- **Short task**
Below is a block of records; reproduce all of them exactly and leave out any pictures.

- **Stored rows**
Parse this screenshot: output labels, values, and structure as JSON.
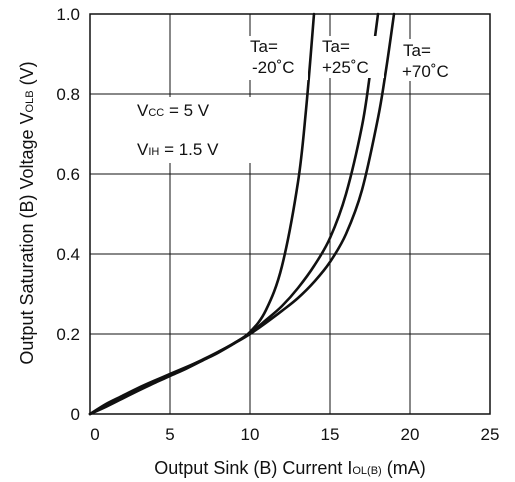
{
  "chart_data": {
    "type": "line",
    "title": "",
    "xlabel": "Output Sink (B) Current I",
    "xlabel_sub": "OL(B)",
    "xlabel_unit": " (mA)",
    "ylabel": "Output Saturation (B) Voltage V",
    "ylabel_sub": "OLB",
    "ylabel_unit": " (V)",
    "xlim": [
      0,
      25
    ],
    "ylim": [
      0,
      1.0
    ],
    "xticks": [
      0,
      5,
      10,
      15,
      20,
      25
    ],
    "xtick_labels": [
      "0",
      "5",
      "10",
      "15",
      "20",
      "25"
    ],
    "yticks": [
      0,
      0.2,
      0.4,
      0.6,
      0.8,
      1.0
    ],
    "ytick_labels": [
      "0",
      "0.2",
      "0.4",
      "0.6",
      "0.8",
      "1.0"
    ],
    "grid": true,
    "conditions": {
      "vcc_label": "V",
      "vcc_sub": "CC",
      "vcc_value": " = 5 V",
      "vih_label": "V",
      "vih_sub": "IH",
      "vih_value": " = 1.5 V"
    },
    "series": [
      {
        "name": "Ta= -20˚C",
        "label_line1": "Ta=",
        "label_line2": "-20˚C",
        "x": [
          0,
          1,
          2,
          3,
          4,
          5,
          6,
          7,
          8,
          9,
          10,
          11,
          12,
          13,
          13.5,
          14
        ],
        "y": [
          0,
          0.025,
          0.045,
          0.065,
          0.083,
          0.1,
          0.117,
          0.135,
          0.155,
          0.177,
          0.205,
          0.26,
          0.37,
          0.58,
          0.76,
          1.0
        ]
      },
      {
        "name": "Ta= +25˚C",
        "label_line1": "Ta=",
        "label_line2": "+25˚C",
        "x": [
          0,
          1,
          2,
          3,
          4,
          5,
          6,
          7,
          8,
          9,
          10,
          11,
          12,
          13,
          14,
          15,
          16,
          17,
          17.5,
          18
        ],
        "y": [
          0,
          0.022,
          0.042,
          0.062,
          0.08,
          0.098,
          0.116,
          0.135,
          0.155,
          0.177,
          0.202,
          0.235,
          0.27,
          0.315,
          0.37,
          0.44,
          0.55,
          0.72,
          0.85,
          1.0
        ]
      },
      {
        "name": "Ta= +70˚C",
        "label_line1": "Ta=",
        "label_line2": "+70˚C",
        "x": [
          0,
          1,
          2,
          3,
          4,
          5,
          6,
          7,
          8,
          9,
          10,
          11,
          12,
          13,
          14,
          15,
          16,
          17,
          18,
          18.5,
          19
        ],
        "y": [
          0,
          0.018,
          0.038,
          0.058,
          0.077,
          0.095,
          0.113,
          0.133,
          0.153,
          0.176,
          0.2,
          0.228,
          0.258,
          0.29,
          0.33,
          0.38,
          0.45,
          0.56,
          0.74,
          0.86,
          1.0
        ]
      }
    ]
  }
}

- **The completed task**
Parse this screenshot: output labels, values, and structure as JSON.
{
  "chart_data": {
    "type": "line",
    "title": "",
    "xlabel": "Output Sink (B) Current I",
    "xlabel_sub": "OL(B)",
    "xlabel_unit": " (mA)",
    "ylabel": "Output Saturation (B) Voltage V",
    "ylabel_sub": "OLB",
    "ylabel_unit": " (V)",
    "xlim": [
      0,
      25
    ],
    "ylim": [
      0,
      1.0
    ],
    "xticks": [
      0,
      5,
      10,
      15,
      20,
      25
    ],
    "xtick_labels": [
      "0",
      "5",
      "10",
      "15",
      "20",
      "25"
    ],
    "yticks": [
      0,
      0.2,
      0.4,
      0.6,
      0.8,
      1.0
    ],
    "ytick_labels": [
      "0",
      "0.2",
      "0.4",
      "0.6",
      "0.8",
      "1.0"
    ],
    "grid": true,
    "conditions": {
      "vcc_label": "V",
      "vcc_sub": "CC",
      "vcc_value": " = 5 V",
      "vih_label": "V",
      "vih_sub": "IH",
      "vih_value": " = 1.5 V"
    },
    "series": [
      {
        "name": "Ta= -20˚C",
        "label_line1": "Ta=",
        "label_line2": "-20˚C",
        "x": [
          0,
          1,
          2,
          3,
          4,
          5,
          6,
          7,
          8,
          9,
          10,
          11,
          12,
          13,
          13.5,
          14
        ],
        "y": [
          0,
          0.025,
          0.045,
          0.065,
          0.083,
          0.1,
          0.117,
          0.135,
          0.155,
          0.177,
          0.205,
          0.26,
          0.37,
          0.58,
          0.76,
          1.0
        ]
      },
      {
        "name": "Ta= +25˚C",
        "label_line1": "Ta=",
        "label_line2": "+25˚C",
        "x": [
          0,
          1,
          2,
          3,
          4,
          5,
          6,
          7,
          8,
          9,
          10,
          11,
          12,
          13,
          14,
          15,
          16,
          17,
          17.5,
          18
        ],
        "y": [
          0,
          0.022,
          0.042,
          0.062,
          0.08,
          0.098,
          0.116,
          0.135,
          0.155,
          0.177,
          0.202,
          0.235,
          0.27,
          0.315,
          0.37,
          0.44,
          0.55,
          0.72,
          0.85,
          1.0
        ]
      },
      {
        "name": "Ta= +70˚C",
        "label_line1": "Ta=",
        "label_line2": "+70˚C",
        "x": [
          0,
          1,
          2,
          3,
          4,
          5,
          6,
          7,
          8,
          9,
          10,
          11,
          12,
          13,
          14,
          15,
          16,
          17,
          18,
          18.5,
          19
        ],
        "y": [
          0,
          0.018,
          0.038,
          0.058,
          0.077,
          0.095,
          0.113,
          0.133,
          0.153,
          0.176,
          0.2,
          0.228,
          0.258,
          0.29,
          0.33,
          0.38,
          0.45,
          0.56,
          0.74,
          0.86,
          1.0
        ]
      }
    ]
  }
}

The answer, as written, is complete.